__Work required__
Pick out and copy every line below that has the word "investointipäätösten".

-- Start of Material --

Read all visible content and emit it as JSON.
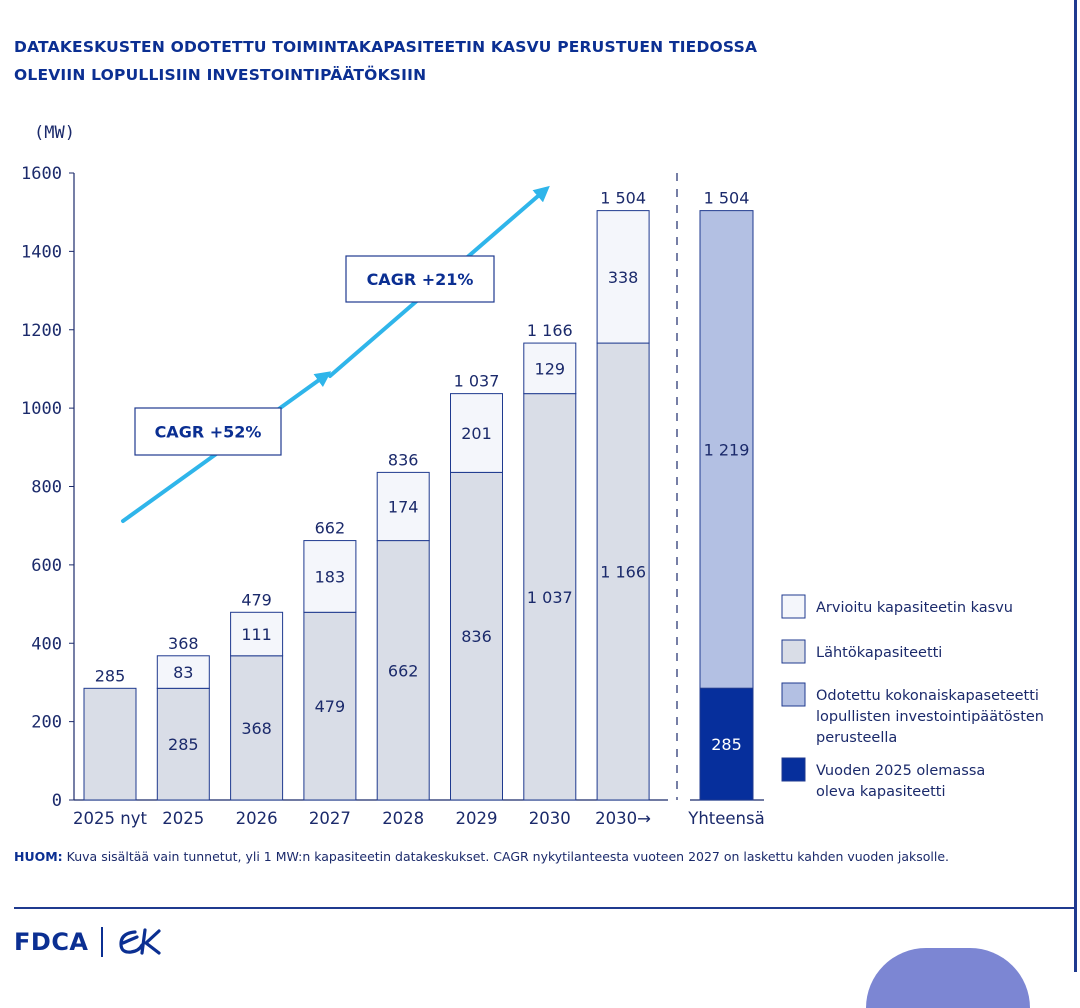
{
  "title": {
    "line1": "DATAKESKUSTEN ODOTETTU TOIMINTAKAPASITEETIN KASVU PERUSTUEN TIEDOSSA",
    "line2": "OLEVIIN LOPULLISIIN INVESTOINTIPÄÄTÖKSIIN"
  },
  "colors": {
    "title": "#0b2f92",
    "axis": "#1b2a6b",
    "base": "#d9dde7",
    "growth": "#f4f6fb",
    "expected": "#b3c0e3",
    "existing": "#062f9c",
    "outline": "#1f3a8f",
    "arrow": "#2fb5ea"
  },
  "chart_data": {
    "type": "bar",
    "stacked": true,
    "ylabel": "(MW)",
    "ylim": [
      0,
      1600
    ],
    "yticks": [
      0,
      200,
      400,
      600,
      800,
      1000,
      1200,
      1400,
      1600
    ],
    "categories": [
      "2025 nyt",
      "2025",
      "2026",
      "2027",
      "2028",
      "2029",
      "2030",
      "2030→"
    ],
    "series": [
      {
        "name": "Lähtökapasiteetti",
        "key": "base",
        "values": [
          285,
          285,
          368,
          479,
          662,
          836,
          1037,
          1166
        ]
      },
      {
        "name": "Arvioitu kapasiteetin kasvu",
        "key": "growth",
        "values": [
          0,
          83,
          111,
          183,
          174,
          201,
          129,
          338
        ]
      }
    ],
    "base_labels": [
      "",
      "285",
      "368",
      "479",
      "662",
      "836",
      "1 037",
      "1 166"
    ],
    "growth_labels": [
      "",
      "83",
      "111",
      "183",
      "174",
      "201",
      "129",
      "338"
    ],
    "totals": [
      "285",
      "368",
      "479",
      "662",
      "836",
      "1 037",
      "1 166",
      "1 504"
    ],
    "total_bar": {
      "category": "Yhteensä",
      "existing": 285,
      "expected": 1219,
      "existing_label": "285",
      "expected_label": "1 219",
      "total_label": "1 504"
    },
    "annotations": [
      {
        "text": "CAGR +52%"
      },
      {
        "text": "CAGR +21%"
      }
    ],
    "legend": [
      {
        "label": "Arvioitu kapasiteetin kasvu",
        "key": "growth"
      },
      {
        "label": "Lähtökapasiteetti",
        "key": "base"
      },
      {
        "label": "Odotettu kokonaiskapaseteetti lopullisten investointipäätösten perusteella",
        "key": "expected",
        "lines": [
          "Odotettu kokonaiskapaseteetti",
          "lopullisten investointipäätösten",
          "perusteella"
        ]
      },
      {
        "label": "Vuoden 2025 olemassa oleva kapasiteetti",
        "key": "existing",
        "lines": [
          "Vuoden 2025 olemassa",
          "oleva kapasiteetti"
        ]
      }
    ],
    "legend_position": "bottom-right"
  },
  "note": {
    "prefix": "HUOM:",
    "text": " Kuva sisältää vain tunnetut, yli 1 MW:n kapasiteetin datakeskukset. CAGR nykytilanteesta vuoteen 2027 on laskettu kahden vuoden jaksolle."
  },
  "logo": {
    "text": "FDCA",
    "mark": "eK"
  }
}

-- End of Material --

__Written reply__
        "label": "Odotettu kokonaiskapaseteetti lopullisten investointipäätösten perusteella",
          "lopullisten investointipäätösten",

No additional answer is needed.